Count how many lines of the material below have the word "screenshot" and give only the number.

· · · · · · ·

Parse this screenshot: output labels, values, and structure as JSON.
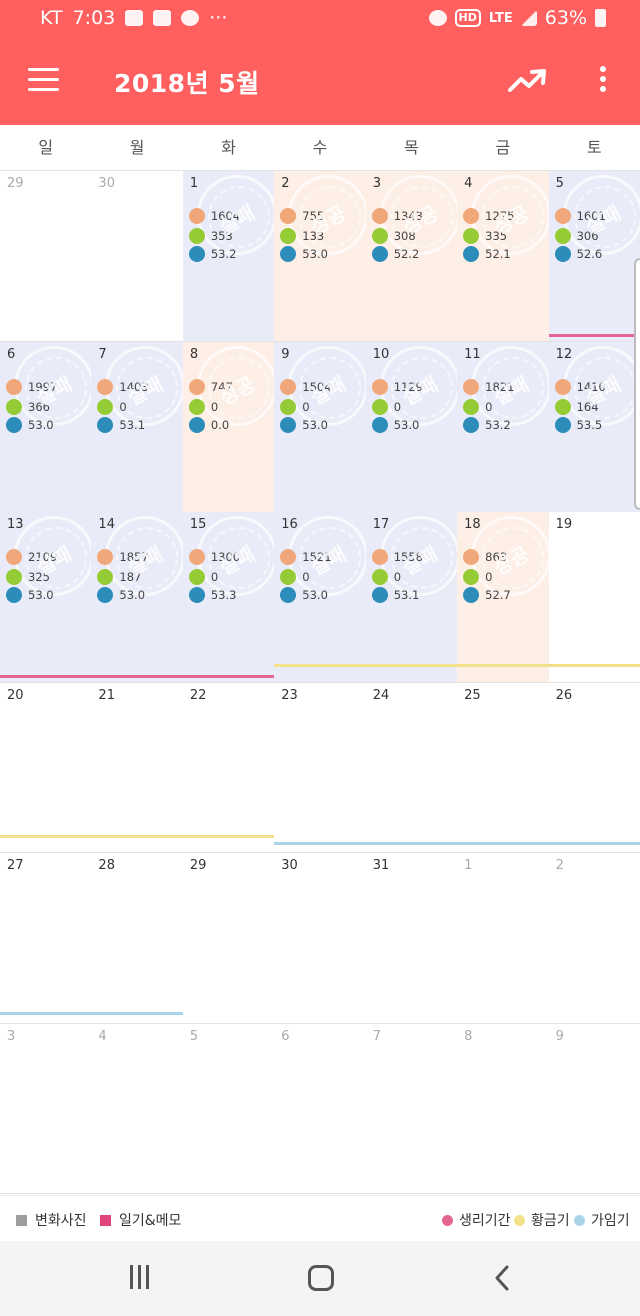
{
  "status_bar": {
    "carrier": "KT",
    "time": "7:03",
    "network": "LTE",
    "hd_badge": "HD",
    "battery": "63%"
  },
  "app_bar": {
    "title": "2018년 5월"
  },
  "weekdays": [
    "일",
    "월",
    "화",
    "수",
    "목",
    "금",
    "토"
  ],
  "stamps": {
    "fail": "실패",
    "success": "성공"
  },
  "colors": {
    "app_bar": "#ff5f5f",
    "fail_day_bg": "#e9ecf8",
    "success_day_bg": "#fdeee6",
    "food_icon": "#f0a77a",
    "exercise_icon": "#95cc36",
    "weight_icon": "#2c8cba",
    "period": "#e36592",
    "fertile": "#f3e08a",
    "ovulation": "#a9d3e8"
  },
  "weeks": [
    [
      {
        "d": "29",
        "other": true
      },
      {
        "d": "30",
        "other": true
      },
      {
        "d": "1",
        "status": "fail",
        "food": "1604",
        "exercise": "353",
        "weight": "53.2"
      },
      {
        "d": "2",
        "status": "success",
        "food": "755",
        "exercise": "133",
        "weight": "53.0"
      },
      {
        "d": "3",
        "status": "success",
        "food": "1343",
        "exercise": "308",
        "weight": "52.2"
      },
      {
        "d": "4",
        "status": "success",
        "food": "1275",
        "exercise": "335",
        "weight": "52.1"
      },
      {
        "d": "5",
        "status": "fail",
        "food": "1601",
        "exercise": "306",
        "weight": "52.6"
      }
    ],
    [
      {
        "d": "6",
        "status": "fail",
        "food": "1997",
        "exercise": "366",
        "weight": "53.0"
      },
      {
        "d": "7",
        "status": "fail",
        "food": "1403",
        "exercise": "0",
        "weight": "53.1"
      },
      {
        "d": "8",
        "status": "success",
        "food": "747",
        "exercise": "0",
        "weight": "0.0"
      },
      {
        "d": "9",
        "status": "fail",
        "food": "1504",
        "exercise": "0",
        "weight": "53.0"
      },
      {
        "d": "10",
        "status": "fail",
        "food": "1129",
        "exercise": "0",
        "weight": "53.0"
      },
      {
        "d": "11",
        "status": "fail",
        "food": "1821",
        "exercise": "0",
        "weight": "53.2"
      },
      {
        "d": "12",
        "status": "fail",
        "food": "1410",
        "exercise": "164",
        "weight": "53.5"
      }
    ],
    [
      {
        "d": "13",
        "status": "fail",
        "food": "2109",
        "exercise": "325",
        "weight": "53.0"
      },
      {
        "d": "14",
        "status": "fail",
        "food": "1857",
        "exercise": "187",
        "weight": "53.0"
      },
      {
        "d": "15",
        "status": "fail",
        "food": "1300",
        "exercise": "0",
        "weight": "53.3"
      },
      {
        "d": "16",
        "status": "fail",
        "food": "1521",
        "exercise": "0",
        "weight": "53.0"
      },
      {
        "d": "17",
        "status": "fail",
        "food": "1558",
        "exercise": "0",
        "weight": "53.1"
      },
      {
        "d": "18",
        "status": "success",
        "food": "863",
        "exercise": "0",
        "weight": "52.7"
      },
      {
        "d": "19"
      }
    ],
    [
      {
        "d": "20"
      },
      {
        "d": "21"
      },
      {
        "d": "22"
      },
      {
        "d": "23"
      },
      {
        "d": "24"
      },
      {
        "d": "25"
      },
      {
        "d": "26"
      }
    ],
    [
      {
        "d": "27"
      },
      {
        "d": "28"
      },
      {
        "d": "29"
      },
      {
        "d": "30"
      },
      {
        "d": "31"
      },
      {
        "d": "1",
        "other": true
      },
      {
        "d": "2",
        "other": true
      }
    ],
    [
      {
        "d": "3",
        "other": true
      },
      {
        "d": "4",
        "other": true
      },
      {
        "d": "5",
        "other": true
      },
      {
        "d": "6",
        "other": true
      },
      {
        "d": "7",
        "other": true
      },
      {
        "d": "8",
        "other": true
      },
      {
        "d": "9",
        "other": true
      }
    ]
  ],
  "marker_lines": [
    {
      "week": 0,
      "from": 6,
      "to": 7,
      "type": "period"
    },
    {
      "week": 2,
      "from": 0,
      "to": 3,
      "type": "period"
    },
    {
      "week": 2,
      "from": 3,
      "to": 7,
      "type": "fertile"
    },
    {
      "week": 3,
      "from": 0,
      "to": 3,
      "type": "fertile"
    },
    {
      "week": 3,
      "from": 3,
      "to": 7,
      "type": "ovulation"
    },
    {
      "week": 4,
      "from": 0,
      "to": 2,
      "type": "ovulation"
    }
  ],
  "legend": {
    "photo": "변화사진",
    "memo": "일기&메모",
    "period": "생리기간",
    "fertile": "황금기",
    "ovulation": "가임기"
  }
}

· · · · · · ·

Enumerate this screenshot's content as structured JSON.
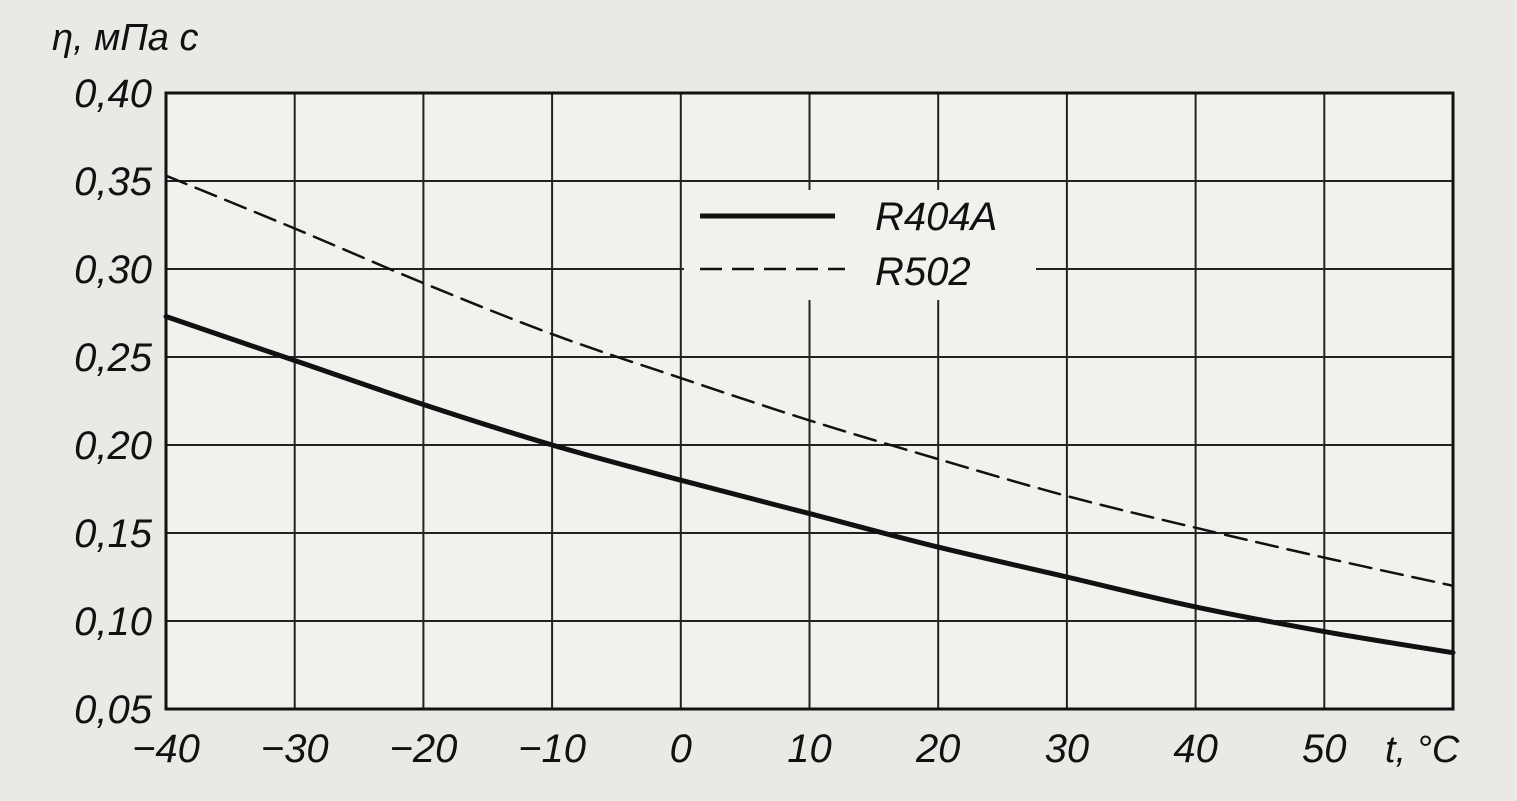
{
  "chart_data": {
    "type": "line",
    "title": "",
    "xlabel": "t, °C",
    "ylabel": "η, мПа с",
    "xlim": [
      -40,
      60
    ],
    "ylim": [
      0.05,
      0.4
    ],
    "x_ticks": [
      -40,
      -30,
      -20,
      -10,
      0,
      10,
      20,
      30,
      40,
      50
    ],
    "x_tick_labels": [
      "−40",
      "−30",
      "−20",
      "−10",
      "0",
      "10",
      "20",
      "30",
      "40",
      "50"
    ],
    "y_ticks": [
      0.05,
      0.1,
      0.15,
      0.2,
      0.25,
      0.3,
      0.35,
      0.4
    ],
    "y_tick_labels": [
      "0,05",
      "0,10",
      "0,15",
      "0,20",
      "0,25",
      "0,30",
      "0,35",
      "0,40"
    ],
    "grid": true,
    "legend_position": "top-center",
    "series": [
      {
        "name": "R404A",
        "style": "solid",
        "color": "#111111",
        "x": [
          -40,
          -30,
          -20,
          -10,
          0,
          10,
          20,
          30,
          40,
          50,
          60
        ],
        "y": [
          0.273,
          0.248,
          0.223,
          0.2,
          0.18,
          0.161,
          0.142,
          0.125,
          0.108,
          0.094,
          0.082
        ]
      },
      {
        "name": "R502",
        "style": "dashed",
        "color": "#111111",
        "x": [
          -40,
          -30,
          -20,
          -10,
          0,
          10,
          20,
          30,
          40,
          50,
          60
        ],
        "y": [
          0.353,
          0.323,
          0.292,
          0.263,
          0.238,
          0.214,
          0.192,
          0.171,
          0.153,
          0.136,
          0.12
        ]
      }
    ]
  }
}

· · · · · · ·

SOLVED PROBLEM:
2